- **Short task**
Report all lines holding "Leads".

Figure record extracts
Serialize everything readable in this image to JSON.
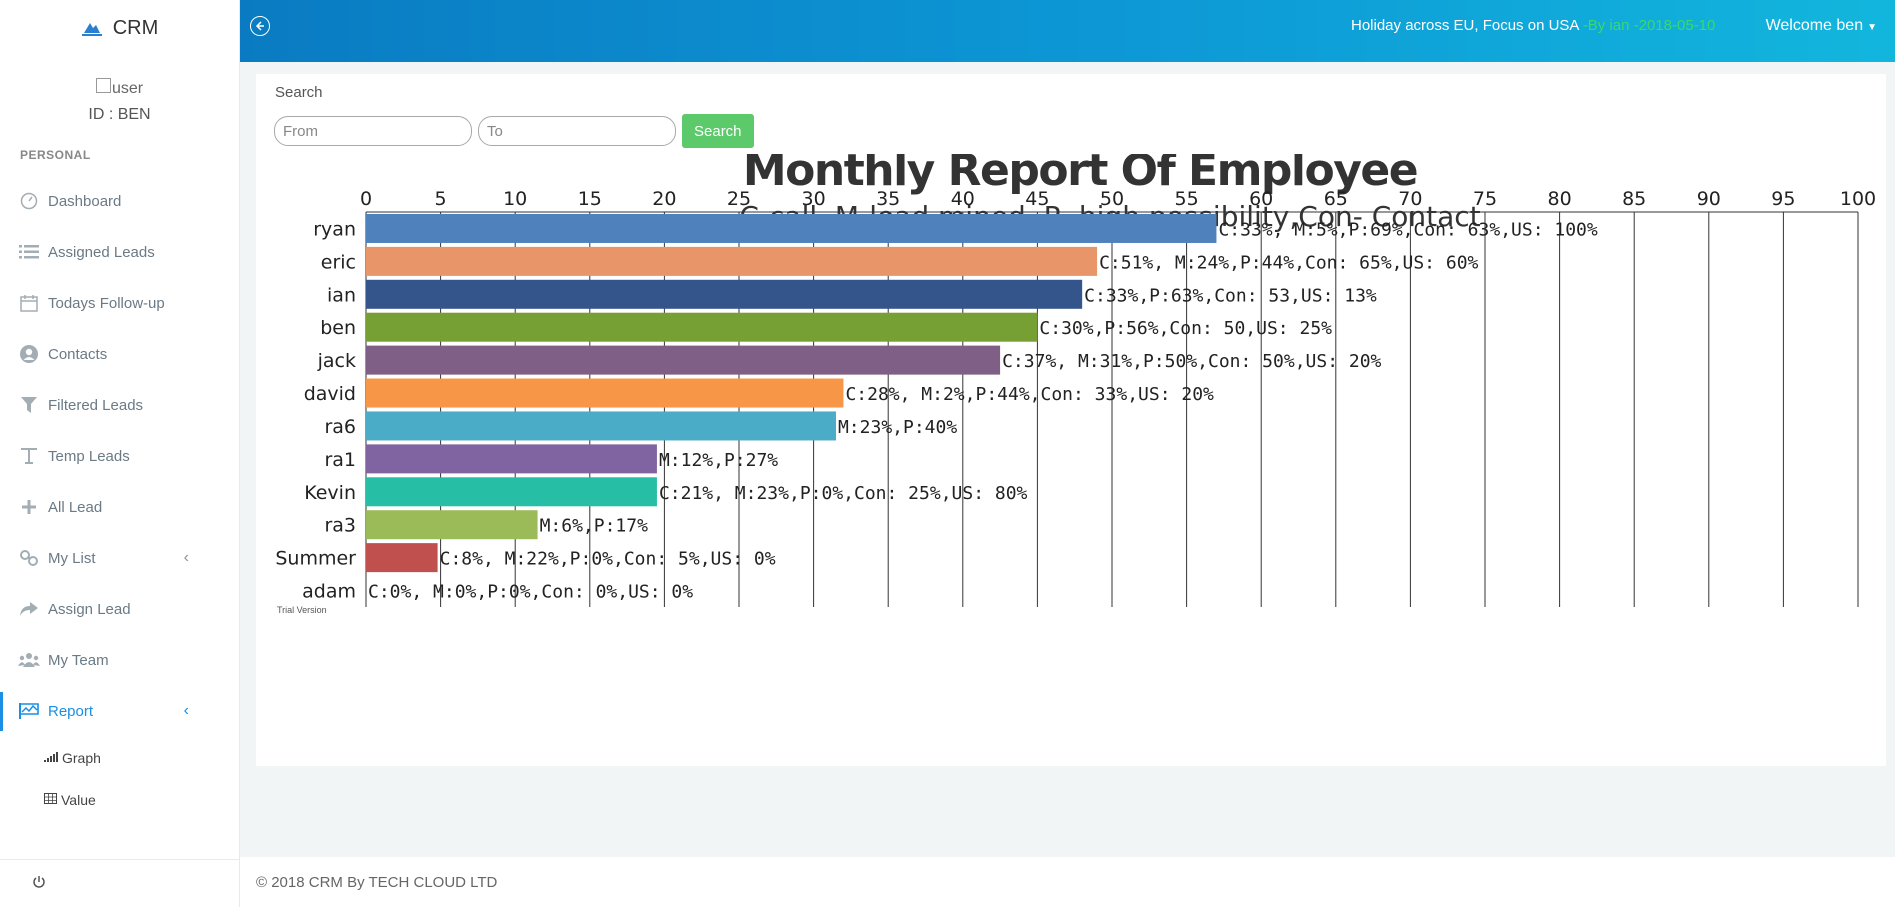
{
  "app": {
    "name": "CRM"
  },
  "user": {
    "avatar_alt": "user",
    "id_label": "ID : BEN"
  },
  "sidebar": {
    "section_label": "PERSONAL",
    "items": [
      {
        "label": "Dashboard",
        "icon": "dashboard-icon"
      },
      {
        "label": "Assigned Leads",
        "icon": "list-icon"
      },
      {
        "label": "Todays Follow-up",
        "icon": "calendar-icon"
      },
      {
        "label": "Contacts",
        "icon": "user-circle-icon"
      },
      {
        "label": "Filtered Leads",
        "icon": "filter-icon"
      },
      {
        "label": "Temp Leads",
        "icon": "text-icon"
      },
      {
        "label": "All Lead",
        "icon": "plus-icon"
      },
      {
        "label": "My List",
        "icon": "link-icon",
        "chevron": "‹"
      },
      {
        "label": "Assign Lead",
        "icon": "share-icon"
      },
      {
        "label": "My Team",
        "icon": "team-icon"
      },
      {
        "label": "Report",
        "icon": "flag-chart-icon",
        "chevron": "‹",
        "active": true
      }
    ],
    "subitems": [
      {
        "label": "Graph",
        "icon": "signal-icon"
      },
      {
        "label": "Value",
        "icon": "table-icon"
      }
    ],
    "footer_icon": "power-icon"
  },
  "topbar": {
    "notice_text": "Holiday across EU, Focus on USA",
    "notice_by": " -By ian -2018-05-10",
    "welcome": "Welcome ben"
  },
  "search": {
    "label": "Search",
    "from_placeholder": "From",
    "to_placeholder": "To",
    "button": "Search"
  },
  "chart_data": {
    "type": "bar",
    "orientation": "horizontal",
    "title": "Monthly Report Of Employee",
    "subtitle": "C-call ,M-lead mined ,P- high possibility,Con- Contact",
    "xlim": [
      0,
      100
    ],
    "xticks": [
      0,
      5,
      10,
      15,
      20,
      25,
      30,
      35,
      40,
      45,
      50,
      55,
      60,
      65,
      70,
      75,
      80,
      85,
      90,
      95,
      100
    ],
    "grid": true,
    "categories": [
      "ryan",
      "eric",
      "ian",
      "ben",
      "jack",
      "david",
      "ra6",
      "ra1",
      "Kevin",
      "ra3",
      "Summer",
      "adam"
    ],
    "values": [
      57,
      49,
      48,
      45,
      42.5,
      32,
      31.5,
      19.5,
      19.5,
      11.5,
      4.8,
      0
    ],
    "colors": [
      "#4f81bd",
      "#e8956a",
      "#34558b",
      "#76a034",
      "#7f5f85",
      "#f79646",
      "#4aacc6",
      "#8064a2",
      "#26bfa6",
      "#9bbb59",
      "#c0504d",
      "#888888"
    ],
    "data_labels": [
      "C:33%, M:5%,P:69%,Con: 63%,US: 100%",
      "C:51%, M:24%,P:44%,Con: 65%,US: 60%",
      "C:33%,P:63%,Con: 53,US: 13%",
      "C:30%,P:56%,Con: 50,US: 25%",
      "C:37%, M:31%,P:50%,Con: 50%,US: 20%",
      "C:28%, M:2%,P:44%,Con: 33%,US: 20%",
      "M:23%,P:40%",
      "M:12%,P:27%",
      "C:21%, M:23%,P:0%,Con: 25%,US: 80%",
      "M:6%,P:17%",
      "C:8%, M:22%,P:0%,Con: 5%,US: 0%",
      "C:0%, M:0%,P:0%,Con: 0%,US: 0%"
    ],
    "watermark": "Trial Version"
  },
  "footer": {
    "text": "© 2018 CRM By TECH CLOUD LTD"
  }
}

---

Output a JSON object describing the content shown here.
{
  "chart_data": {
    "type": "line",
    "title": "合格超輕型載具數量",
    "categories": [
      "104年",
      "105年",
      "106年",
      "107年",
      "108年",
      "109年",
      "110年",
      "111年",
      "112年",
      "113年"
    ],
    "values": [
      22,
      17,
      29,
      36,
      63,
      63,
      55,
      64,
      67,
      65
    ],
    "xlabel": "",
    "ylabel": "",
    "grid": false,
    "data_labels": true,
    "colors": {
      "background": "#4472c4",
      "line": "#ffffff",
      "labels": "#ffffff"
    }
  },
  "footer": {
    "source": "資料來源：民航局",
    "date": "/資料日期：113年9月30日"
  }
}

- **Response to this task**
        "label": "Assigned Leads",
        "label": "Filtered Leads",
        "label": "Temp Leads",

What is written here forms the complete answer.